Data records:
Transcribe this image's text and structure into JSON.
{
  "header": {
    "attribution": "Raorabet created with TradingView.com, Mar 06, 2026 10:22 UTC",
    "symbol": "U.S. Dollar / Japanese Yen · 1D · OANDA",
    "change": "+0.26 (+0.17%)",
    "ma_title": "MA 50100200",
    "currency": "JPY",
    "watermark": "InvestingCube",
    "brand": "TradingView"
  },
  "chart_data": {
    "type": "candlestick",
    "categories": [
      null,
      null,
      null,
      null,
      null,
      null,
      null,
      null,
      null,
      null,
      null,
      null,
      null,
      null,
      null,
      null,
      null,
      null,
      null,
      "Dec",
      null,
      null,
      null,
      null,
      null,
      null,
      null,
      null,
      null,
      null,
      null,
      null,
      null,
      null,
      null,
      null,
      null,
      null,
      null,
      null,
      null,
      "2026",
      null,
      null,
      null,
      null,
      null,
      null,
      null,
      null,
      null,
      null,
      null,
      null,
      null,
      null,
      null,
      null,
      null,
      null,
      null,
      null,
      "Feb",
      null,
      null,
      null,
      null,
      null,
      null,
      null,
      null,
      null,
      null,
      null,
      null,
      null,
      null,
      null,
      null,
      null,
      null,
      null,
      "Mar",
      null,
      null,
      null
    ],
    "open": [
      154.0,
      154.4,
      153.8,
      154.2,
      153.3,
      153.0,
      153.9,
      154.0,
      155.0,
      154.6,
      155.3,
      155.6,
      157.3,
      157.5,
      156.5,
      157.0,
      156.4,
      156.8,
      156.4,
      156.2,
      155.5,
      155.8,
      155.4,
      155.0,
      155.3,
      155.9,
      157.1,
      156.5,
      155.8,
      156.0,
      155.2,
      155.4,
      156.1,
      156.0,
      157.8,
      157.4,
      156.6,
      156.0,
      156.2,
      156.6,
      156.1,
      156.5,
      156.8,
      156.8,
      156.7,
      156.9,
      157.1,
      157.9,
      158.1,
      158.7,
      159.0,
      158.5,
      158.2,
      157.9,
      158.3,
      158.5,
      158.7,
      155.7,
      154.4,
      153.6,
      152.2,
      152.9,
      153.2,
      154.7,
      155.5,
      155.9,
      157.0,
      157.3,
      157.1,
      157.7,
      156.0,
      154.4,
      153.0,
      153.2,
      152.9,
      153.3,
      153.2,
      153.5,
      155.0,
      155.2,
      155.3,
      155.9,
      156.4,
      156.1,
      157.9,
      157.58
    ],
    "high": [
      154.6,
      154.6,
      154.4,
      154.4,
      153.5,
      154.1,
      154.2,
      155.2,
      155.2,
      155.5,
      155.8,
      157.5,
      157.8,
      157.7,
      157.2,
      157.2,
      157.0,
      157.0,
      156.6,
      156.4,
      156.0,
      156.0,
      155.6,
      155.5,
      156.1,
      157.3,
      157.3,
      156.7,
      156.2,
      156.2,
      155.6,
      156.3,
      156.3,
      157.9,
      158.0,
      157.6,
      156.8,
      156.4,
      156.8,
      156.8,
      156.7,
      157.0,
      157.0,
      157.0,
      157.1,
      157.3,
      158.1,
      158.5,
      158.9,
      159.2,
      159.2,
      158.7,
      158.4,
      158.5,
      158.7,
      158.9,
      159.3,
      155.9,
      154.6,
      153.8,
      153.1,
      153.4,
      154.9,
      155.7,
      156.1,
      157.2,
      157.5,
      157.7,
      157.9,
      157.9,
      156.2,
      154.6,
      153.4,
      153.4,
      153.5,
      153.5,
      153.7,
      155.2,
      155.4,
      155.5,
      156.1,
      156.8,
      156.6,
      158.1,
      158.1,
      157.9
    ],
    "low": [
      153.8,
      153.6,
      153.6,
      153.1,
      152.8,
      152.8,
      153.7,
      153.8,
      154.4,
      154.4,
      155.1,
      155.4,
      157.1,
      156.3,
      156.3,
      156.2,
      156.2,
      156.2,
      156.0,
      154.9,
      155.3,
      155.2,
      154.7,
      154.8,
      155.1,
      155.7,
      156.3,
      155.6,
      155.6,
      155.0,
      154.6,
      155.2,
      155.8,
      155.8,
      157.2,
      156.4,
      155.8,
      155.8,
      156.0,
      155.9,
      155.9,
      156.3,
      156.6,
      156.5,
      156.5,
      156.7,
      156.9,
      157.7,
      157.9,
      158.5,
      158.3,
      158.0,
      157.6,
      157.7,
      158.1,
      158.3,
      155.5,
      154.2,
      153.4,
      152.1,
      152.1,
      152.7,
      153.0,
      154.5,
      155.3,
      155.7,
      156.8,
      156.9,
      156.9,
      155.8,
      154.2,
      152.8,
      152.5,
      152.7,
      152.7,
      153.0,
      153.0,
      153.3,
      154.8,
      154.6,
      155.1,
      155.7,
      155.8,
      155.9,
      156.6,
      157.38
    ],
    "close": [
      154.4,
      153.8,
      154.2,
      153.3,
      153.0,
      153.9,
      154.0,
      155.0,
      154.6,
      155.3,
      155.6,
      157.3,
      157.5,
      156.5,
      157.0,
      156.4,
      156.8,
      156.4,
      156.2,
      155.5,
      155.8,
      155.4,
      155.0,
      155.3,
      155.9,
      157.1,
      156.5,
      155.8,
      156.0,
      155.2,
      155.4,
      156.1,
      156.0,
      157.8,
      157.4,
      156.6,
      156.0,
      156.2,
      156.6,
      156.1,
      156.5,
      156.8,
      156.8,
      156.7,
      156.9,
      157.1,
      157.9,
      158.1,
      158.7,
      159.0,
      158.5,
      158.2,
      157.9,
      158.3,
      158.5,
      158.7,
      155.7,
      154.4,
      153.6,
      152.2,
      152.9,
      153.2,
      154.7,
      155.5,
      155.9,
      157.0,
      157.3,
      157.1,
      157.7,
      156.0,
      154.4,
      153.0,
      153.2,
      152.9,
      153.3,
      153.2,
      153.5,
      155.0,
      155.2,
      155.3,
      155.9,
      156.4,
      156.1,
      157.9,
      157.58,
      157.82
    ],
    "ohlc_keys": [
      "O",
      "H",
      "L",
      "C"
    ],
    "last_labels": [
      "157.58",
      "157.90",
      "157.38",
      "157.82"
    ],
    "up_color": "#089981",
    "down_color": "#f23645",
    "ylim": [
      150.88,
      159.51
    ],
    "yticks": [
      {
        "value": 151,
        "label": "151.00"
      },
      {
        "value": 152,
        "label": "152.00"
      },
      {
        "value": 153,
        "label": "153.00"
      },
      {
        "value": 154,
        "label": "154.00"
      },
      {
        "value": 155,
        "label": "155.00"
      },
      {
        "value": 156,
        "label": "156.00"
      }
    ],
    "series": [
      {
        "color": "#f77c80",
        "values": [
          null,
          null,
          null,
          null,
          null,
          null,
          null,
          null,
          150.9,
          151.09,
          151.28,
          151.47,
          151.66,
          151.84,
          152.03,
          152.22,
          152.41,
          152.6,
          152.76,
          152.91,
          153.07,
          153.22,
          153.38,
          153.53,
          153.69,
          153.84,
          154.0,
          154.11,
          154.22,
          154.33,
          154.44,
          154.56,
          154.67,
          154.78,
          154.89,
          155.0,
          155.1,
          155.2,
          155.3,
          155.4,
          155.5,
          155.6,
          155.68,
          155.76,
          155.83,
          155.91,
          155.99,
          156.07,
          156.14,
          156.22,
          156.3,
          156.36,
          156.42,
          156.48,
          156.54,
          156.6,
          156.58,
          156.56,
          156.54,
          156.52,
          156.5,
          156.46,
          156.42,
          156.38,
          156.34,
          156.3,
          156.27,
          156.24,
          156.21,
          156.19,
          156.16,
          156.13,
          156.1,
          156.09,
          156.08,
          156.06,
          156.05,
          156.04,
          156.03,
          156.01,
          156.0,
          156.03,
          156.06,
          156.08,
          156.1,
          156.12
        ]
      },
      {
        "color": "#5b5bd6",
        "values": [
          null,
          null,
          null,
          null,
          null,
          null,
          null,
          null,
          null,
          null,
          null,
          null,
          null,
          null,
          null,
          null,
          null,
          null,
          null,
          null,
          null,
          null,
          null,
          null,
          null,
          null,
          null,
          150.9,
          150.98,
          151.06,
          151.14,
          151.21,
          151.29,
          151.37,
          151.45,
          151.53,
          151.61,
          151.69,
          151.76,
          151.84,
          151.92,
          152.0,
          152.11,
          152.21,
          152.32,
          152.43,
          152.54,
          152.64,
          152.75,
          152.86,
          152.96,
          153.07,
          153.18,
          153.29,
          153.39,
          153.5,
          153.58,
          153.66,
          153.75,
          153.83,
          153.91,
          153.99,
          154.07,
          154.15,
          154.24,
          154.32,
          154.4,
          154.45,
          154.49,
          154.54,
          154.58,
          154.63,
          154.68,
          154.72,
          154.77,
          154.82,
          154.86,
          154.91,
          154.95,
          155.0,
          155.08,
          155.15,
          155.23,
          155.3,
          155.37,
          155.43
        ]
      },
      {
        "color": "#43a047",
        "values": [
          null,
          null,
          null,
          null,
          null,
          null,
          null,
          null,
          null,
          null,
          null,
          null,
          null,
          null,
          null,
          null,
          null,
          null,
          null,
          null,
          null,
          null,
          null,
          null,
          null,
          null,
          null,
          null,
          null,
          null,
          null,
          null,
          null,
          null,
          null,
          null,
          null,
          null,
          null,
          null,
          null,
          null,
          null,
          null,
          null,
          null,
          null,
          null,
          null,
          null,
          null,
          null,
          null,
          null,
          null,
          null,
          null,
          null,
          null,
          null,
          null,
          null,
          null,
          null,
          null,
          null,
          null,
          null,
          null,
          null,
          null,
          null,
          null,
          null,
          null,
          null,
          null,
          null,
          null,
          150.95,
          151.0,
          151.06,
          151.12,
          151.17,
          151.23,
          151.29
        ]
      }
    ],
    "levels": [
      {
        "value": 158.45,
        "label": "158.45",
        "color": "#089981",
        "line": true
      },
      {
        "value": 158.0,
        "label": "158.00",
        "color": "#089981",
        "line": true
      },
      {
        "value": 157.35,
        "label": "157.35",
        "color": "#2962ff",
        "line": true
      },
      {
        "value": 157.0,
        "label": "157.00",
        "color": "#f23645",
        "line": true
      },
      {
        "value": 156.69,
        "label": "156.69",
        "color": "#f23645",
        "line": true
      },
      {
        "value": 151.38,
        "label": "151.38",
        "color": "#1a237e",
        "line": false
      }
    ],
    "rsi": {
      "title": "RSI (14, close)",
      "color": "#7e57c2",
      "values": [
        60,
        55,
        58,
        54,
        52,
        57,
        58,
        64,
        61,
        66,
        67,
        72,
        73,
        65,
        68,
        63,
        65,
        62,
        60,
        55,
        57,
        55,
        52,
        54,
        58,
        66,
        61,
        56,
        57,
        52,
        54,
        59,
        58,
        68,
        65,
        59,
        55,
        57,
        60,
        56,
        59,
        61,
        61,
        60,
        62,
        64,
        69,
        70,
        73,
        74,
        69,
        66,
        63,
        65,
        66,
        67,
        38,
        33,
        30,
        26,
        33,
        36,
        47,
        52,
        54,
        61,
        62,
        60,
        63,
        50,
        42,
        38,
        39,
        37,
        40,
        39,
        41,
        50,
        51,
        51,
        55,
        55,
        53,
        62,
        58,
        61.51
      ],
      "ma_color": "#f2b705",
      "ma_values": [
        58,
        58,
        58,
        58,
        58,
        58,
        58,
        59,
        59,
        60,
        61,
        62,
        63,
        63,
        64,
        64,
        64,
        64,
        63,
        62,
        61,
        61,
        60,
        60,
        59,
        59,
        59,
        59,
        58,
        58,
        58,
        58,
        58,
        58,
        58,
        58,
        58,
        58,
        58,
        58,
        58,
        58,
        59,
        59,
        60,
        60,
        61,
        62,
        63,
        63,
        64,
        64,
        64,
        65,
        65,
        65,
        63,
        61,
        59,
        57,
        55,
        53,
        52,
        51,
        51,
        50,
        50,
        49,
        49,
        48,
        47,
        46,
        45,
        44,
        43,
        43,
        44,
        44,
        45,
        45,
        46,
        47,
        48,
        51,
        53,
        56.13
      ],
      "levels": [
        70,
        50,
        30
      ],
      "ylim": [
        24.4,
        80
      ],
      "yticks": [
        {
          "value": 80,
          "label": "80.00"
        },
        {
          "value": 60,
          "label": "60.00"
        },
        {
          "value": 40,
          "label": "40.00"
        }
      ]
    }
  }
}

* [What you need to do]:
Copy all lines from the material that include "TradingView".

* [Result]:
    "attribution": "Raorabet created with TradingView.com, Mar 06, 2026 10:22 UTC",
    "brand": "TradingView"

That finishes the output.